You are viewing a plain text version of this content. The canonical link for it is here.
Posted to solr-user@lucene.apache.org by Chris Hostetter <ho...@fucit.org> on 2009/06/20 02:01:32 UTC

Re: XPath query support in Solr Cell

: Date: Wed, 20 May 2009 16:45:25 -0400
: From: Eric Pugh
: Subject: XPath query support in Solr Cell

Not sure if you figured this out, but your error is coming from curl, not 
from Solr.  curl has a "feature" where it can hit multiple URLs that 
differe only by a sequential number in a range.  check the "URL" section 
of "man curl" for all the details.

Full URI escaping of the square brackets (to %5B and %5D) should work 
however ... it works for me anyway.

: So I am trying to filter down what I am indexing, and the basic XPath queries
: don't work.  For example, working with tutorial.pdf this indexes all the
: <div/>:
: 
: curl
: http://localhost:8983/solr/update/extract?ext.idx.attr=true\&ext.def.fl=text\&ext.map.div=foo_t\&ext.capture=div\&ext.literal.id=126\&ext.xpath=\/xhtml:html\/xhtml:body\/descendant:node\(\)
: -F "tutorial=@tutorial.pdf"
: 
: However, if I want to only index the first div, I expect to do this:
: 
: budapest:site epugh$ curl
: http://localhost:8983/solr/update/extract?ext.idx.attr=true\&ext.def.fl=text\&ext.map.div=foo_t\&ext.capture=div\&ext.literal.id=126\&ext.xpath=\/xhtml:html\/xhtml:body\/xhtml:div[1]
: -F "tutorial=@tutorial.pdf"
: 
: But I keep getting back an issue from curl.  My attempts to escape the [1]
: have failed.  Any suggestions?
: 
: curl: (3) [globbing] error: bad range specification after pos 174
: 
: Eric
: 
: PS,
: Also, this site seems to be okay as a place to upload your html and practice
: xpath:
: 
: http://www.whitebeam.org/library/guide/TechNotes/xpathtestbed.rhtm
: 
: I did have to trip out the namespace stuff though.
: 
: 
: 
: 
: -----------------------------------------------------
: Eric Pugh | Principal | OpenSource Connections, LLC | 434.466.1467 |
: http://www.opensourceconnections.com
: Free/Busy: http://tinyurl.com/eric-cal
: 
: 
: 



-Hoss

_Job 1_
Edit the mailing list reply by rewriting the part that opens with the words "Not sure if" and closes with "all the details.", replacing "sequential number" with "consecutive number".

_Extracted data_
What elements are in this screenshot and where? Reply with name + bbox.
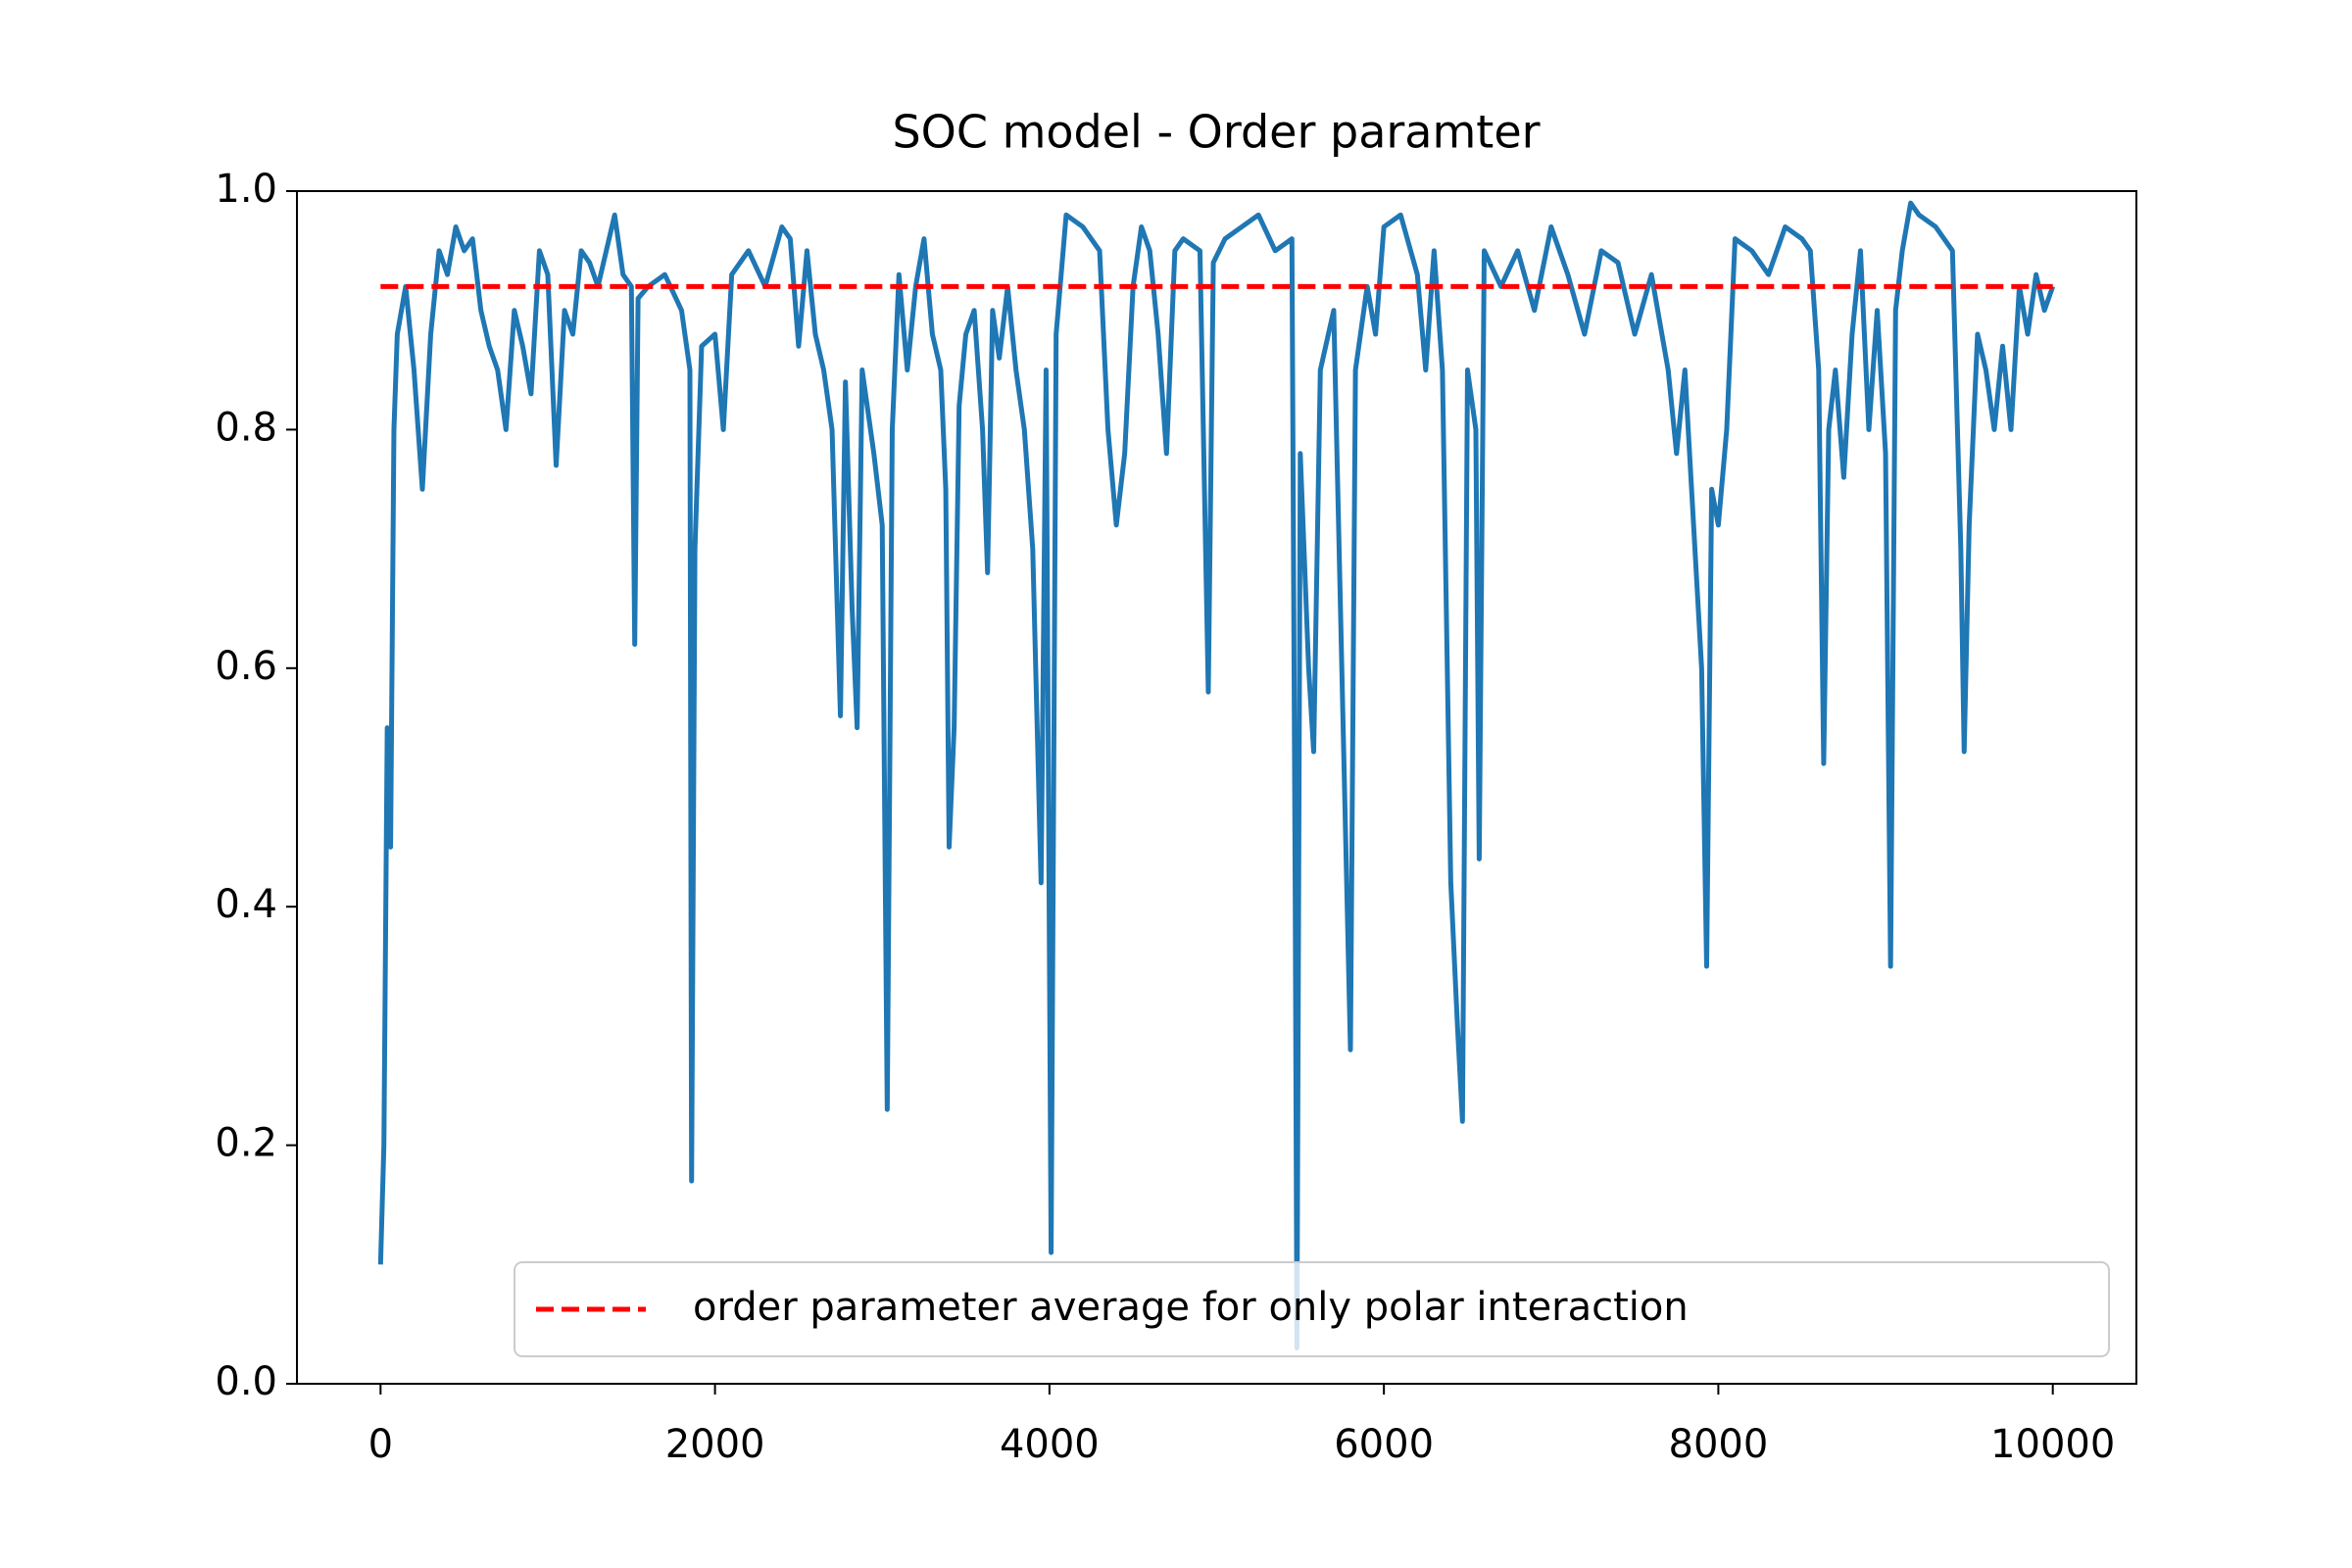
x-tick-label: 6000 <box>1334 1422 1434 1467</box>
y-tick-label: 0.2 <box>215 1121 277 1166</box>
x-tick-label: 8000 <box>1669 1422 1769 1467</box>
x-tick-label: 4000 <box>1000 1422 1100 1467</box>
y-tick-label: 0.0 <box>215 1359 277 1404</box>
y-tick-label: 0.6 <box>215 644 277 689</box>
y-tick-label: 0.4 <box>215 882 277 927</box>
x-tick-label: 2000 <box>665 1422 765 1467</box>
x-tick-label: 10000 <box>1990 1422 2115 1467</box>
legend-box <box>514 1261 2110 1357</box>
y-tick-label: 1.0 <box>215 167 277 212</box>
legend-label: order parameter average for only polar i… <box>693 1285 1689 1330</box>
y-tick-label: 0.8 <box>215 405 277 450</box>
x-tick-label: 0 <box>368 1422 393 1467</box>
line-series <box>377 200 2056 1350</box>
plot-frame <box>296 190 2137 1385</box>
chart-title: SOC model - Order paramter <box>892 106 1540 159</box>
legend: order parameter average for only polar i… <box>514 1261 2110 1357</box>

_Job 2_
Convert every line of the records into a JSON list of strings, with one string per line and blank lines omitted. Leave the picture out of the list.

_Task solution 1_
Not sure if you figured this out, but your error is coming from curl, not 
from Solr.  curl has a "feature" where it can hit multiple URLs that 
differe only by a consecutive number in a range.  check the "URL" section 
of "man curl" for all the details.

_Task solution 2_
[
  "What elements are in this screenshot and where? Reply with name + bbox.",
  "x-tick-label: 6000 <box>1334 1422 1434 1467</box>",
  "y-tick-label: 0.2 <box>215 1121 277 1166</box>",
  "x-tick-label: 8000 <box>1669 1422 1769 1467</box>",
  "x-tick-label: 4000 <box>1000 1422 1100 1467</box>",
  "y-tick-label: 0.0 <box>215 1359 277 1404</box>",
  "y-tick-label: 0.6 <box>215 644 277 689</box>",
  "y-tick-label: 0.4 <box>215 882 277 927</box>",
  "x-tick-label: 2000 <box>665 1422 765 1467</box>",
  "x-tick-label: 10000 <box>1990 1422 2115 1467</box>",
  "legend-box <box>514 1261 2110 1357</box>",
  "y-tick-label: 1.0 <box>215 167 277 212</box>",
  "legend-label: order parameter average for only polar i… <box>693 1285 1689 1330</box>",
  "y-tick-label: 0.8 <box>215 405 277 450</box>",
  "x-tick-label: 0 <box>368 1422 393 1467</box>",
  "line-series <box>377 200 2056 1350</box>",
  "plot-frame <box>296 190 2137 1385</box>",
  "chart-title: SOC model - Order paramter <box>892 106 1540 159</box>",
  "legend: order parameter average for only polar i… <box>514 1261 2110 1357</box>"
]